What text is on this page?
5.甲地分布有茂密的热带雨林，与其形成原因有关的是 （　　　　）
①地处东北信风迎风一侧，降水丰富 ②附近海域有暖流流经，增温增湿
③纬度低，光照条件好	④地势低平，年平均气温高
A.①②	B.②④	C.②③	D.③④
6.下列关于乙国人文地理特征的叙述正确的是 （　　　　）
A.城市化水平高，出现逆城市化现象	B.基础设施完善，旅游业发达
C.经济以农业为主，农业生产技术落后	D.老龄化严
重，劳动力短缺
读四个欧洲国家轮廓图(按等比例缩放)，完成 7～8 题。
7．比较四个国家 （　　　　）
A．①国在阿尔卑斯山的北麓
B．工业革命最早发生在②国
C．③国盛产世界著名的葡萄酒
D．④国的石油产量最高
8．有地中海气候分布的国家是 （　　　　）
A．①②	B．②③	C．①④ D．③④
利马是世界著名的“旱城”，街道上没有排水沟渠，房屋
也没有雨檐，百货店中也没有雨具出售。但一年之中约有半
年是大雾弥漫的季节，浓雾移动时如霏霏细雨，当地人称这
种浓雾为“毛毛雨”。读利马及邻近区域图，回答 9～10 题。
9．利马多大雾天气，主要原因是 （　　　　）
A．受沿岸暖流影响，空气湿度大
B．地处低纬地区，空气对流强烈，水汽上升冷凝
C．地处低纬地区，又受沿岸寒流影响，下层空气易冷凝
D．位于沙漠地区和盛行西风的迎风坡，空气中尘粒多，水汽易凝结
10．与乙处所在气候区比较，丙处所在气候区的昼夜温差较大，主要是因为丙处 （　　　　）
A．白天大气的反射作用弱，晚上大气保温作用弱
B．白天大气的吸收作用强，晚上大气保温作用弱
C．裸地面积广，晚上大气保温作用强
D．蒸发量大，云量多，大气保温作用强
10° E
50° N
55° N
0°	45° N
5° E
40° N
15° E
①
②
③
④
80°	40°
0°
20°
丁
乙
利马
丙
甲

====================

◆ Set exercise: The word "晚上大气保温作用弱" may occur in lines of the records. Report how many such lines there are, giving only the number.

◆ Solution below: 2